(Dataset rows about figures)
^^^^^^^^^^^^^^^^
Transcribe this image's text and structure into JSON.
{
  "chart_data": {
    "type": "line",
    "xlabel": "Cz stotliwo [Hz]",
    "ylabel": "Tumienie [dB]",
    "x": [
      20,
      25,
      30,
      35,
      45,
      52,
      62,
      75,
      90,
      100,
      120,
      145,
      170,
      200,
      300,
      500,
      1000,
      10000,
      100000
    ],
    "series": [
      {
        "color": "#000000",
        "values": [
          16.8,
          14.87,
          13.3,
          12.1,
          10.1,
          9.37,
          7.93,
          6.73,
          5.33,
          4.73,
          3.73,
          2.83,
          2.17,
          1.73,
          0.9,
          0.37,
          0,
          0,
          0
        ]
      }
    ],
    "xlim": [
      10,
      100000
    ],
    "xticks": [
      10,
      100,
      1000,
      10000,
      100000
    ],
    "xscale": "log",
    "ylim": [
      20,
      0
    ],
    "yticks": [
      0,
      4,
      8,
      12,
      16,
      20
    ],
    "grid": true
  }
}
^^^^^^^^^^^^^^^^
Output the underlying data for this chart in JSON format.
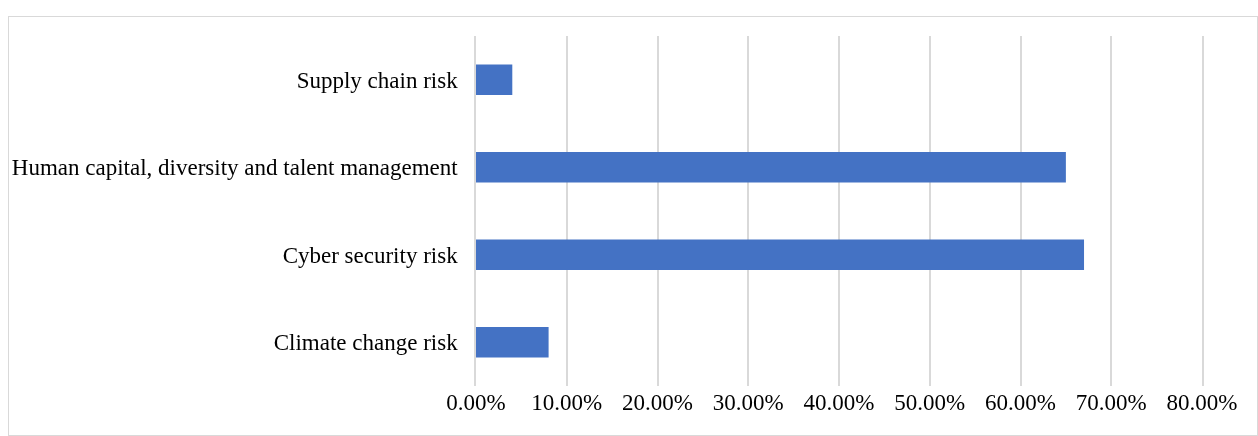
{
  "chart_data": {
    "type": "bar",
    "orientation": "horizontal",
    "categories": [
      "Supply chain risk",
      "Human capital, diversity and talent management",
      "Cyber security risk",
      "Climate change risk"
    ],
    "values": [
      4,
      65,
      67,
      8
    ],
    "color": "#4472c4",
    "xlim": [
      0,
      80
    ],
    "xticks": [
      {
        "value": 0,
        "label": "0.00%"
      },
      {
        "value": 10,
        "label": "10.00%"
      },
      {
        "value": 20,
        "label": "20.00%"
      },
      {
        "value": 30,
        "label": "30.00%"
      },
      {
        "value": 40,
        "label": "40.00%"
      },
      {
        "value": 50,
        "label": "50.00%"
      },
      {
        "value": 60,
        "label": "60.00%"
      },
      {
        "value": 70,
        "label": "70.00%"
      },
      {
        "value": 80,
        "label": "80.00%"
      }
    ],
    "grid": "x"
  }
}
^^^^^^^^^^^^^^^^
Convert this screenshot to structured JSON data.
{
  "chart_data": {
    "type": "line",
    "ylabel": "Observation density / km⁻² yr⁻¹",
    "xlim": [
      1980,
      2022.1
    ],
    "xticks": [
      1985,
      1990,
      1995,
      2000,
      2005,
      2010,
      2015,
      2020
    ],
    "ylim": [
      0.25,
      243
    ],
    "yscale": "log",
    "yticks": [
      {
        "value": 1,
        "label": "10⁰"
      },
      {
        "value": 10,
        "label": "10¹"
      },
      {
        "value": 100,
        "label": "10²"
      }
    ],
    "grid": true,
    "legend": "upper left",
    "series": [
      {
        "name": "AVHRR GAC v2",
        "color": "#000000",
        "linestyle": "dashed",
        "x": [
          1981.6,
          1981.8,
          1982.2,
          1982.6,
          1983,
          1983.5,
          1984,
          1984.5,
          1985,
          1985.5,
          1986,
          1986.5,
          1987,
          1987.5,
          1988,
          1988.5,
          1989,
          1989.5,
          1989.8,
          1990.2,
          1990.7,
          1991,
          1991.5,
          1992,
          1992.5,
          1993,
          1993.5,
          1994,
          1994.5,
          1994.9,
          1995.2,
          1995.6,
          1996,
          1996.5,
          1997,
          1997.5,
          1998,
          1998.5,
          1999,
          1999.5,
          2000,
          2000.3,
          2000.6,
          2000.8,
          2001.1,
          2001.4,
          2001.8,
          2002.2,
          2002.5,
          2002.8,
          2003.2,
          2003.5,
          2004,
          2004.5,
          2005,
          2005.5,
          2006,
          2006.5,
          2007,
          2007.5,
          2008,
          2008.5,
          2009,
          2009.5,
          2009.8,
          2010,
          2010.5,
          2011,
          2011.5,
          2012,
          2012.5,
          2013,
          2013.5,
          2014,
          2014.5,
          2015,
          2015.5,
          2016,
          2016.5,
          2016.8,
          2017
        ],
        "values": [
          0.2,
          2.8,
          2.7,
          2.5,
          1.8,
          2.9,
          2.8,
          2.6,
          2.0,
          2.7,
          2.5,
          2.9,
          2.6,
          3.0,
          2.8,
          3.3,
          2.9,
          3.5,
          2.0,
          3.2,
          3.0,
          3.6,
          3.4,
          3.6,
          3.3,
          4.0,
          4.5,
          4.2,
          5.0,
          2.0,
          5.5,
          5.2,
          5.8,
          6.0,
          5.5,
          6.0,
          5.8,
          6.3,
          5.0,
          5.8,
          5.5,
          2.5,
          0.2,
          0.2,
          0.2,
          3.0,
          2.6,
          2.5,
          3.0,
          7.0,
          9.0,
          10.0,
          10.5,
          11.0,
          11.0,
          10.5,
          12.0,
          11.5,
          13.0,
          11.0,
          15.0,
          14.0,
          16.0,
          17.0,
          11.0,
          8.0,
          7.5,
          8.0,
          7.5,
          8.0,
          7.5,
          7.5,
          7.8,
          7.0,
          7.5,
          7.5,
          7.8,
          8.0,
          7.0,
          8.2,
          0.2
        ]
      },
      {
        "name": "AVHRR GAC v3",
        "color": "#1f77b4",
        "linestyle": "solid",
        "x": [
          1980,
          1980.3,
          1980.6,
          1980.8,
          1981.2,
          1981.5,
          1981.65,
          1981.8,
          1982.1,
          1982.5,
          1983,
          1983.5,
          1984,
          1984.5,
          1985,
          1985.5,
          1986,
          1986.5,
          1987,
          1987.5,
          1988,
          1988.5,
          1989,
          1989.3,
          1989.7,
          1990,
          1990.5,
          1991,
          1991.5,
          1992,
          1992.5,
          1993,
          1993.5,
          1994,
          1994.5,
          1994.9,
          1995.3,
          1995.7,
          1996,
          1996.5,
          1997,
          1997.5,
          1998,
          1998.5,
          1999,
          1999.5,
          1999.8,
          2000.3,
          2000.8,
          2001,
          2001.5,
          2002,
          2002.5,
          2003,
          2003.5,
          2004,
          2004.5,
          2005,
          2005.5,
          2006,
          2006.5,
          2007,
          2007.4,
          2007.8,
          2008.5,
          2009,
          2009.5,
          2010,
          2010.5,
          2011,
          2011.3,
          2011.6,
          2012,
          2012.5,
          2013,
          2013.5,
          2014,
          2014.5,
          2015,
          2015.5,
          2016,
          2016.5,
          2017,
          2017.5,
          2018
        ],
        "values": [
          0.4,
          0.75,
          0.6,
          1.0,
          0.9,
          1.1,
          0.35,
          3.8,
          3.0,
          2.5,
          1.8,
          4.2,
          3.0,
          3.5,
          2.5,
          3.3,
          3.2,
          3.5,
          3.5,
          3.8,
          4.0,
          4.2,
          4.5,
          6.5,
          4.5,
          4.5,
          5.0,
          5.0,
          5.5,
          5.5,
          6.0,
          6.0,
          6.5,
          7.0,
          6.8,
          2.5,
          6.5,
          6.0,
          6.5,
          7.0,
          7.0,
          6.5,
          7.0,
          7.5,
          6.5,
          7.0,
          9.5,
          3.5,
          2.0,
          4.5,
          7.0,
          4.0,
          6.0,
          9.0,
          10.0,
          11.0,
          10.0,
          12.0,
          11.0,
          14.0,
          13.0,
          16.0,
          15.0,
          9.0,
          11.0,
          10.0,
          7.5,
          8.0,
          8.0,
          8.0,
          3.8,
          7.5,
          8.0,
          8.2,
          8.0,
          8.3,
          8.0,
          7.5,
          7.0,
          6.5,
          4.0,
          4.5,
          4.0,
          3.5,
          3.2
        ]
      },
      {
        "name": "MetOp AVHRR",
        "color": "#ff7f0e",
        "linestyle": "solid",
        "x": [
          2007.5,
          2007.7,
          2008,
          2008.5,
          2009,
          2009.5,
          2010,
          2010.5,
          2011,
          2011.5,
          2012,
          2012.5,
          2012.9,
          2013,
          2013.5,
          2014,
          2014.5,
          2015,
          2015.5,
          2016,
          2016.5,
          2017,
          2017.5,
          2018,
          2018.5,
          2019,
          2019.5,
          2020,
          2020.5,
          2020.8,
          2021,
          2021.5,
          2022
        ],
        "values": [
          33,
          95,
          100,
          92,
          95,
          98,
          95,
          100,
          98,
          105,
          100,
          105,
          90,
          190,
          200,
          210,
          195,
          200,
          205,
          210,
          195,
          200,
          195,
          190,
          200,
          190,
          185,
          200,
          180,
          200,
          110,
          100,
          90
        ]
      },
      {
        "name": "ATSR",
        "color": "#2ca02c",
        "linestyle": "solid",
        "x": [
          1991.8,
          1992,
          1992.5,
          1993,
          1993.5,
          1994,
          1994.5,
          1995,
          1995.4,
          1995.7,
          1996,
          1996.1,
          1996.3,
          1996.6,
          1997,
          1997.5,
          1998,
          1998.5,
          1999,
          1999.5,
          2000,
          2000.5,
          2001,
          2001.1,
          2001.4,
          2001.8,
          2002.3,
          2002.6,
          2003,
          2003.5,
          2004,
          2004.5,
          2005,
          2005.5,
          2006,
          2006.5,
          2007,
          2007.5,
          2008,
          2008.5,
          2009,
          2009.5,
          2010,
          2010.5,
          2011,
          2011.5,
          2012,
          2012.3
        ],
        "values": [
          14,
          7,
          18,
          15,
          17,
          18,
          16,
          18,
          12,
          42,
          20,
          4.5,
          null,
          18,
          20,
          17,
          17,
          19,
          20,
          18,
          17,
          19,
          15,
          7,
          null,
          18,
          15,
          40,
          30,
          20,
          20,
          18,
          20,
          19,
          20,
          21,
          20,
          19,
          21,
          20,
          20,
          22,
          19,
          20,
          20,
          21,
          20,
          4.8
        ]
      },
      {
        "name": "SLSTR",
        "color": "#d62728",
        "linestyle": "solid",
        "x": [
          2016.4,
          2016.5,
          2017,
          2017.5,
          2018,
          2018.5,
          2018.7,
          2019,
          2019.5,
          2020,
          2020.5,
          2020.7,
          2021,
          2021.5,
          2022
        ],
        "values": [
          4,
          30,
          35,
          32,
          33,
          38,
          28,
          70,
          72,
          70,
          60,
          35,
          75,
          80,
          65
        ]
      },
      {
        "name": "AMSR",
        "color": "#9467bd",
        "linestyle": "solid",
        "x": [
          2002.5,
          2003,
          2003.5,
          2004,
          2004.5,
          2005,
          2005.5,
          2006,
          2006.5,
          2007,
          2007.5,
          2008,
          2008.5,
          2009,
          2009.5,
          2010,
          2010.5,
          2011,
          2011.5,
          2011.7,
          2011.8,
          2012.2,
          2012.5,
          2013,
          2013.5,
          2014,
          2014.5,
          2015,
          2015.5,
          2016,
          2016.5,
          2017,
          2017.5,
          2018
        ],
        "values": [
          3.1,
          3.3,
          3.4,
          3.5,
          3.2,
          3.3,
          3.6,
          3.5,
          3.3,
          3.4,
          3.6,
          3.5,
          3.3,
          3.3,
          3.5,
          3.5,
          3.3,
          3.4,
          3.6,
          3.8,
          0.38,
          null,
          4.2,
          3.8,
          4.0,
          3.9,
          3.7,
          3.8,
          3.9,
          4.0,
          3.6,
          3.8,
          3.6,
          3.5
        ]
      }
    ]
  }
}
^^^^^^^^^^^^^^^^
> _The problem_: Across the entries, how many lines hold the word "this"? Say only the number.

> _Problem solution_: 3